**GIVEN TASK:**
Retype each line exactly. Skip images.

**RECORD SET:**
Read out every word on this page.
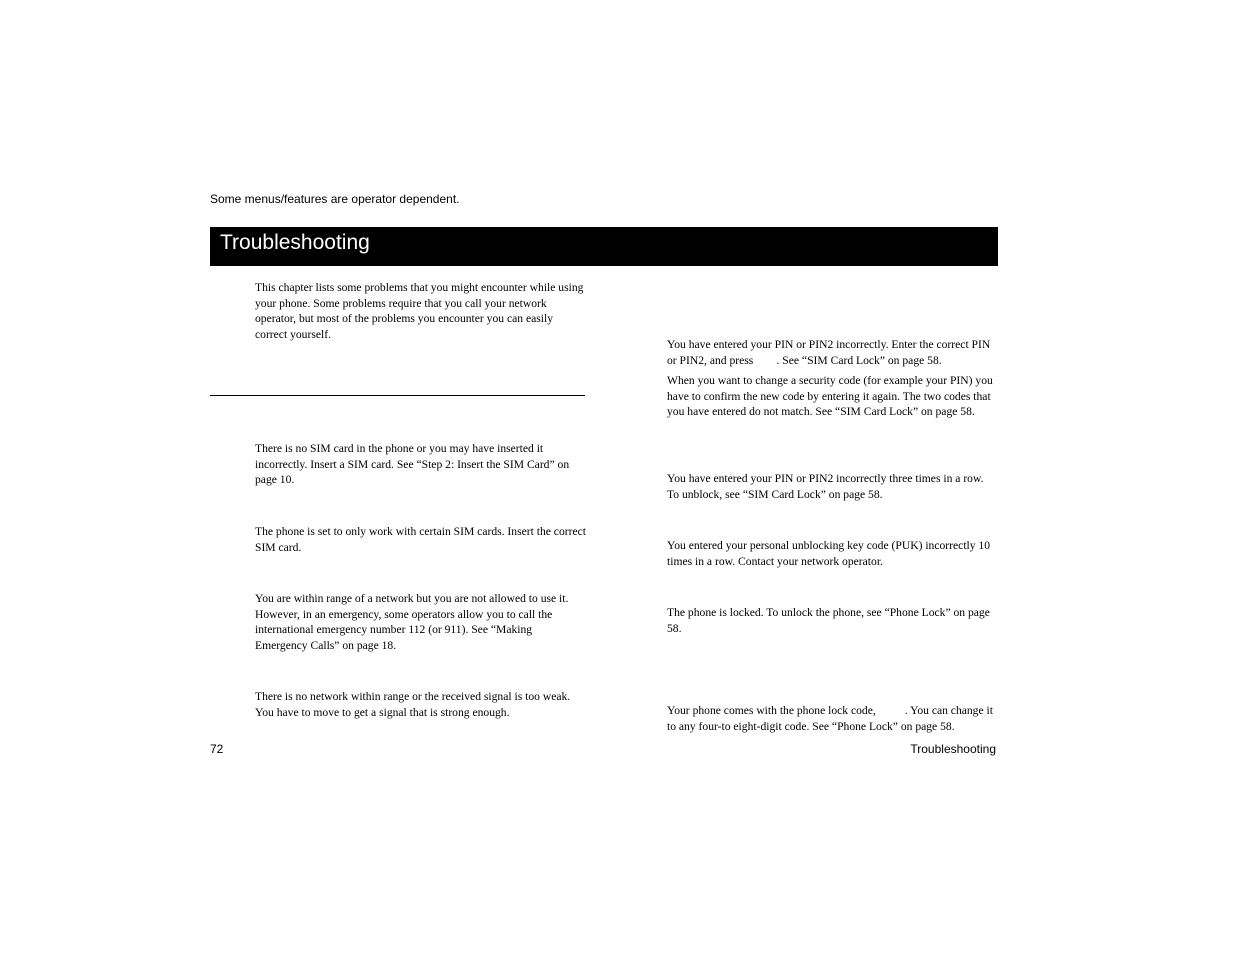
Some menus/features are operator dependent.
Troubleshooting

This chapter lists some problems that you might encounter while using your phone. Some problems require that you call your network operator, but most of the problems you encounter you can easily correct yourself.

There is no SIM card in the phone or you may have inserted it incorrectly. Insert a SIM card. See “Step 2: Insert the SIM Card” on page 10.

The phone is set to only work with certain SIM cards. Insert the correct SIM card.

You are within range of a network but you are not allowed to use it. However, in an emergency, some operators allow you to call the international emergency number 112 (or 911). See “Making Emergency Calls” on page 18.

There is no network within range or the received signal is too weak. You have to move to get a signal that is strong enough.

You have entered your PIN or PIN2 incorrectly. Enter the correct PIN or PIN2, and press        . See “SIM Card Lock” on page 58.

When you want to change a security code (for example your PIN) you have to confirm the new code by entering it again. The two codes that you have entered do not match. See “SIM Card Lock” on page 58.

You have entered your PIN or PIN2 incorrectly three times in a row. To unblock, see “SIM Card Lock” on page 58.

You entered your personal unblocking key code (PUK) incorrectly 10 times in a row. Contact your network operator.

The phone is locked. To unlock the phone, see “Phone Lock” on page 58.

Your phone comes with the phone lock code,          . You can change it to any four-to eight-digit code. See “Phone Lock” on page 58.

72	Troubleshooting
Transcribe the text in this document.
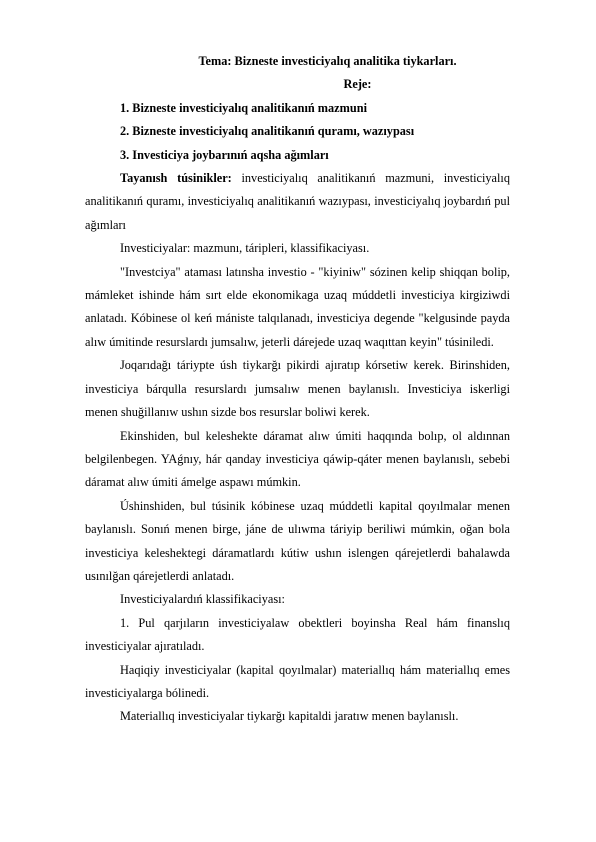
Tema: Bizneste investiciyalıq analitika tiykarları.

Reje:

1. Bizneste investiciyalıq analitikanıń mazmuni

2. Bizneste investiciyalıq analitikanıń quramı, wazıypası

3. Investiciya joybarınıń aqsha ağımları

Tayanısh túsinikler: investiciyalıq analitikanıń mazmuni, investiciyalıq analitikanıń quramı, investiciyalıq analitikanıń wazıypası, investiciyalıq joybardıń pul ağımları

Investiciyalar: mazmunı, táripleri, klassifikaciyası.

"Investciya" ataması latınsha investio - "kiyiniw" sózinen kelip shiqqan bolip, mámleket ishinde hám sırt elde ekonomikaga uzaq múddetli investiciya kirgiziwdi anlatadı. Kóbinese ol keń mániste talqılanadı, investiciya degende "kelgusinde payda alıw úmitinde resurslardı jumsalıw, jeterli dárejede uzaq waqıttan keyin" túsiniledi.

Joqarıdağı táriypte úsh tiykarğı pikirdi ajıratıp kórsetiw kerek. Birinshiden, investiciya bárqulla resurslardı jumsalıw menen baylanıslı. Investiciya iskerligi menen shuğillanıw ushın sizde bos resurslar boliwi kerek.

Ekinshiden, bul keleshekte dáramat alıw úmiti haqqında bolıp, ol aldınnan belgilenbegen. YAǵnıy, hár qanday investiciya qáwip-qáter menen baylanıslı, sebebi dáramat alıw úmiti ámelge aspawı múmkin.

Úshinshiden, bul túsinik kóbinese uzaq múddetli kapital qoyılmalar menen baylanıslı. Sonıń menen birge, jáne de ulıwma táriyip beriliwi múmkin, oğan bola investiciya keleshektegi dáramatlardı kútiw ushın islengen qárejetlerdi bahalawda usınılğan qárejetlerdi anlatadı.

Investiciyalardıń klassifikaciyası:

1. Pul qarjıların investiciyalaw obektleri boyinsha Real hám finanslıq investiciyalar ajıratıladı.

Haqiqiy investiciyalar (kapital qoyılmalar) materiallıq hám materiallıq emes investiciyalarga bólinedi.

Materiallıq investiciyalar tiykarğı kapitaldi jaratıw menen baylanıslı.
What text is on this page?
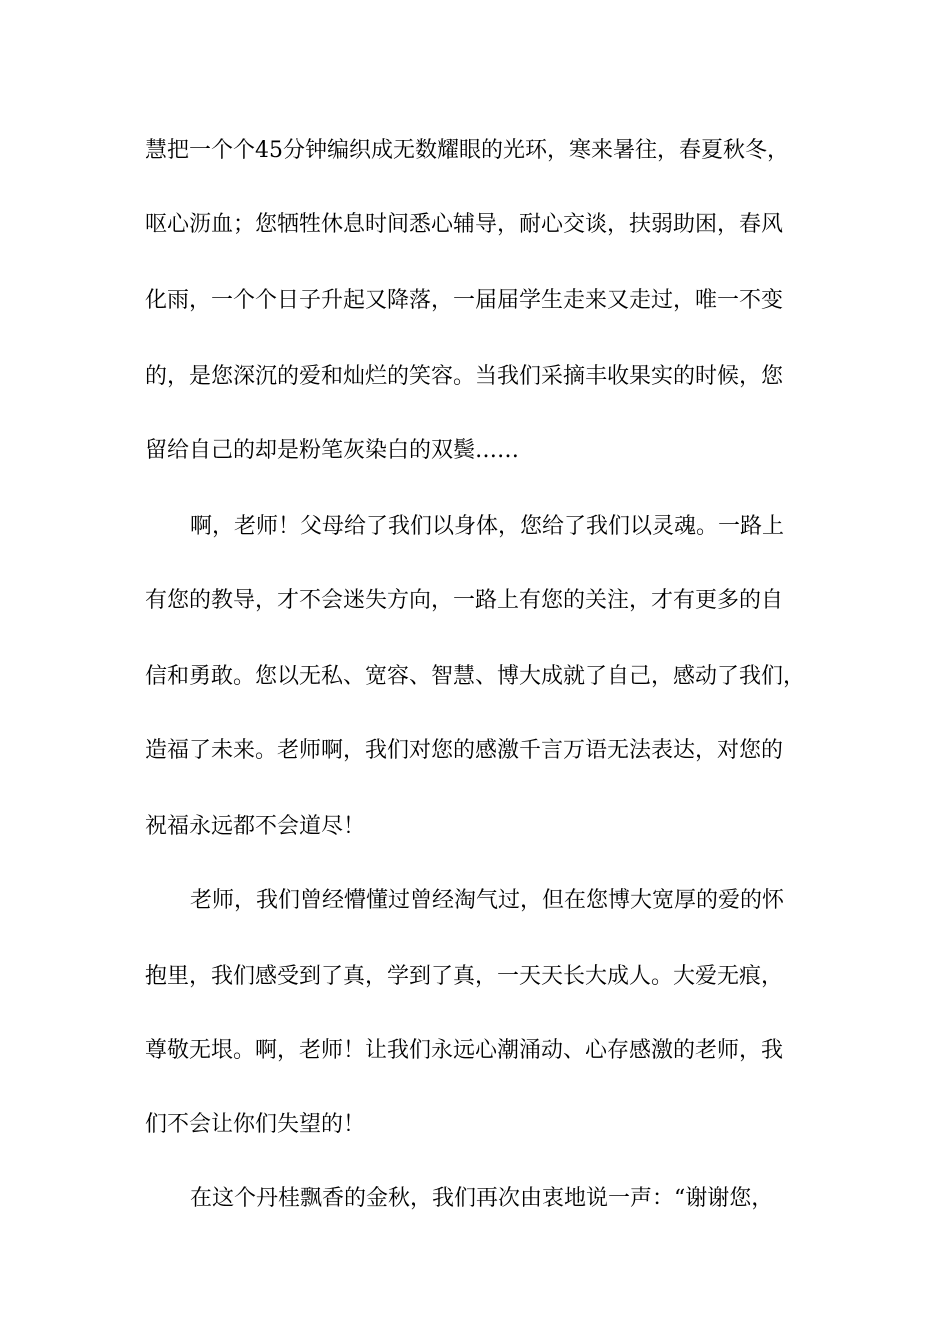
慧把一个个45分钟编织成无数耀眼的光环，寒来暑往，春夏秋冬，
呕心沥血；您牺牲休息时间悉心辅导，耐心交谈，扶弱助困，春风
化雨，一个个日子升起又降落，一届届学生走来又走过，唯一不变
的，是您深沉的爱和灿烂的笑容。当我们采摘丰收果实的时候，您
留给自己的却是粉笔灰染白的双鬓……
啊，老师！父母给了我们以身体，您给了我们以灵魂。一路上
有您的教导，才不会迷失方向，一路上有您的关注，才有更多的自
信和勇敢。您以无私、宽容、智慧、博大成就了自己，感动了我们，
造福了未来。老师啊，我们对您的感激千言万语无法表达，对您的
祝福永远都不会道尽！
老师，我们曾经懵懂过曾经淘气过，但在您博大宽厚的爱的怀
抱里，我们感受到了真，学到了真，一天天长大成人。大爱无痕，
尊敬无垠。啊，老师！让我们永远心潮涌动、心存感激的老师，我
们不会让你们失望的！
在这个丹桂飘香的金秋，我们再次由衷地说一声：“谢谢您，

**EXERCISE OUTPUT:**
Read out every word on this page.
Some menus/features are operator dependent.
Troubleshooting

This chapter lists some problems that you might encounter while using your phone. Some problems require that you call your network operator, but most of the problems you encounter you can easily correct yourself.

There is no SIM card in the phone or you may have inserted it incorrectly. Insert a SIM card. See “Step 2: Insert the SIM Card” on page 10.

The phone is set to only work with certain SIM cards. Insert the correct SIM card.

You are within range of a network but you are not allowed to use it. However, in an emergency, some operators allow you to call the international emergency number 112 (or 911). See “Making Emergency Calls” on page 18.

There is no network within range or the received signal is too weak. You have to move to get a signal that is strong enough.

You have entered your PIN or PIN2 incorrectly. Enter the correct PIN or PIN2, and press        . See “SIM Card Lock” on page 58.

When you want to change a security code (for example your PIN) you have to confirm the new code by entering it again. The two codes that you have entered do not match. See “SIM Card Lock” on page 58.

You have entered your PIN or PIN2 incorrectly three times in a row. To unblock, see “SIM Card Lock” on page 58.

You entered your personal unblocking key code (PUK) incorrectly 10 times in a row. Contact your network operator.

The phone is locked. To unlock the phone, see “Phone Lock” on page 58.

Your phone comes with the phone lock code,          . You can change it to any four-to eight-digit code. See “Phone Lock” on page 58.

72	Troubleshooting
Transcribe the text in this document.
Tema: Bizneste investiciyalıq analitika tiykarları.

Reje:

1. Bizneste investiciyalıq analitikanıń mazmuni

2. Bizneste investiciyalıq analitikanıń quramı, wazıypası

3. Investiciya joybarınıń aqsha ağımları

Tayanısh túsinikler: investiciyalıq analitikanıń mazmuni, investiciyalıq analitikanıń quramı, investiciyalıq analitikanıń wazıypası, investiciyalıq joybardıń pul ağımları

Investiciyalar: mazmunı, táripleri, klassifikaciyası.

"Investciya" ataması latınsha investio - "kiyiniw" sózinen kelip shiqqan bolip, mámleket ishinde hám sırt elde ekonomikaga uzaq múddetli investiciya kirgiziwdi anlatadı. Kóbinese ol keń mániste talqılanadı, investiciya degende "kelgusinde payda alıw úmitinde resurslardı jumsalıw, jeterli dárejede uzaq waqıttan keyin" túsiniledi.

Joqarıdağı táriypte úsh tiykarğı pikirdi ajıratıp kórsetiw kerek. Birinshiden, investiciya bárqulla resurslardı jumsalıw menen baylanıslı. Investiciya iskerligi menen shuğillanıw ushın sizde bos resurslar boliwi kerek.

Ekinshiden, bul keleshekte dáramat alıw úmiti haqqında bolıp, ol aldınnan belgilenbegen. YAǵnıy, hár qanday investiciya qáwip-qáter menen baylanıslı, sebebi dáramat alıw úmiti ámelge aspawı múmkin.

Úshinshiden, bul túsinik kóbinese uzaq múddetli kapital qoyılmalar menen baylanıslı. Sonıń menen birge, jáne de ulıwma táriyip beriliwi múmkin, oğan bola investiciya keleshektegi dáramatlardı kútiw ushın islengen qárejetlerdi bahalawda usınılğan qárejetlerdi anlatadı.

Investiciyalardıń klassifikaciyası:

1. Pul qarjıların investiciyalaw obektleri boyinsha Real hám finanslıq investiciyalar ajıratıladı.

Haqiqiy investiciyalar (kapital qoyılmalar) materiallıq hám materiallıq emes investiciyalarga bólinedi.

Materiallıq investiciyalar tiykarğı kapitaldi jaratıw menen baylanıslı.
What text is on this page?
慧把一个个45分钟编织成无数耀眼的光环，寒来暑往，春夏秋冬，
呕心沥血；您牺牲休息时间悉心辅导，耐心交谈，扶弱助困，春风
化雨，一个个日子升起又降落，一届届学生走来又走过，唯一不变
的，是您深沉的爱和灿烂的笑容。当我们采摘丰收果实的时候，您
留给自己的却是粉笔灰染白的双鬓……
啊，老师！父母给了我们以身体，您给了我们以灵魂。一路上
有您的教导，才不会迷失方向，一路上有您的关注，才有更多的自
信和勇敢。您以无私、宽容、智慧、博大成就了自己，感动了我们，
造福了未来。老师啊，我们对您的感激千言万语无法表达，对您的
祝福永远都不会道尽！
老师，我们曾经懵懂过曾经淘气过，但在您博大宽厚的爱的怀
抱里，我们感受到了真，学到了真，一天天长大成人。大爱无痕，
尊敬无垠。啊，老师！让我们永远心潮涌动、心存感激的老师，我
们不会让你们失望的！
在这个丹桂飘香的金秋，我们再次由衷地说一声：“谢谢您，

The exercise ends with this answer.